**WHAT THIS TASK INVOLVES**
Copy the records below exactly as they are written.

**SUPPLIED MATERIAL**
"""

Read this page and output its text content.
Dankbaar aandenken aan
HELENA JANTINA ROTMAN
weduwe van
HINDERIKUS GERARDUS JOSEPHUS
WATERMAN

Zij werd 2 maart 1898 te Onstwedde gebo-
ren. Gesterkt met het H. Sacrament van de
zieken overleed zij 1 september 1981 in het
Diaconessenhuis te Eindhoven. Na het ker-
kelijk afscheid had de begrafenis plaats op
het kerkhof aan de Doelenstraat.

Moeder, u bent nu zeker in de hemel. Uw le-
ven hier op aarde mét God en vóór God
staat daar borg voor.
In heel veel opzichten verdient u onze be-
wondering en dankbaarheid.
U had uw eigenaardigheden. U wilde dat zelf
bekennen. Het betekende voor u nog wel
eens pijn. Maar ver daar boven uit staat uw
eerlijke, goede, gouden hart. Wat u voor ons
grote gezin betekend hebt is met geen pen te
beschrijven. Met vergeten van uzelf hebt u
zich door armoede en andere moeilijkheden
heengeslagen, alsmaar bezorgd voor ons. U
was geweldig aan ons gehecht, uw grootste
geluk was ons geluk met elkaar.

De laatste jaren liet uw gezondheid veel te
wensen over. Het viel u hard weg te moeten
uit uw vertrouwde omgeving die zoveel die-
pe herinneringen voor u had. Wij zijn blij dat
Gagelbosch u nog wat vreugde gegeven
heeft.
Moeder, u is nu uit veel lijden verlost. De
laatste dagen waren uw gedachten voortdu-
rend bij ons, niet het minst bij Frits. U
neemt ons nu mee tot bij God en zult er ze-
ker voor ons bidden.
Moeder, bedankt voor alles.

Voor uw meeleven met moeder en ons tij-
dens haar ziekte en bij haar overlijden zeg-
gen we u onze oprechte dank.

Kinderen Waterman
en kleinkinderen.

"""

**EXERCISE ANSWER**
Read this page and output its text content.
Dankbaar aandenken aan
HELENA JANTINA ROTMAN
weduwe van
HINDERIKUS GERARDUS JOSEPHUS
WATERMAN

Zij werd 2 maart 1898 te Onstwedde gebo-
ren. Gesterkt met het H. Sacrament van de
zieken overleed zij 1 september 1981 in het
Diaconessenhuis te Eindhoven. Na het ker-
kelijk afscheid had de begrafenis plaats op
het kerkhof aan de Doelenstraat.

Moeder, u bent nu zeker in de hemel. Uw le-
ven hier op aarde mét God en vóór God
staat daar borg voor.
In heel veel opzichten verdient u onze be-
wondering en dankbaarheid.
U had uw eigenaardigheden. U wilde dat zelf
bekennen. Het betekende voor u nog wel
eens pijn. Maar ver daar boven uit staat uw
eerlijke, goede, gouden hart. Wat u voor ons
grote gezin betekend hebt is met geen pen te
beschrijven. Met vergeten van uzelf hebt u
zich door armoede en andere moeilijkheden
heengeslagen, alsmaar bezorgd voor ons. U
was geweldig aan ons gehecht, uw grootste
geluk was ons geluk met elkaar.

De laatste jaren liet uw gezondheid veel te
wensen over. Het viel u hard weg te moeten
uit uw vertrouwde omgeving die zoveel die-
pe herinneringen voor u had. Wij zijn blij dat
Gagelbosch u nog wat vreugde gegeven
heeft.
Moeder, u is nu uit veel lijden verlost. De
laatste dagen waren uw gedachten voortdu-
rend bij ons, niet het minst bij Frits. U
neemt ons nu mee tot bij God en zult er ze-
ker voor ons bidden.
Moeder, bedankt voor alles.

Voor uw meeleven met moeder en ons tij-
dens haar ziekte en bij haar overlijden zeg-
gen we u onze oprechte dank.

Kinderen Waterman
en kleinkinderen.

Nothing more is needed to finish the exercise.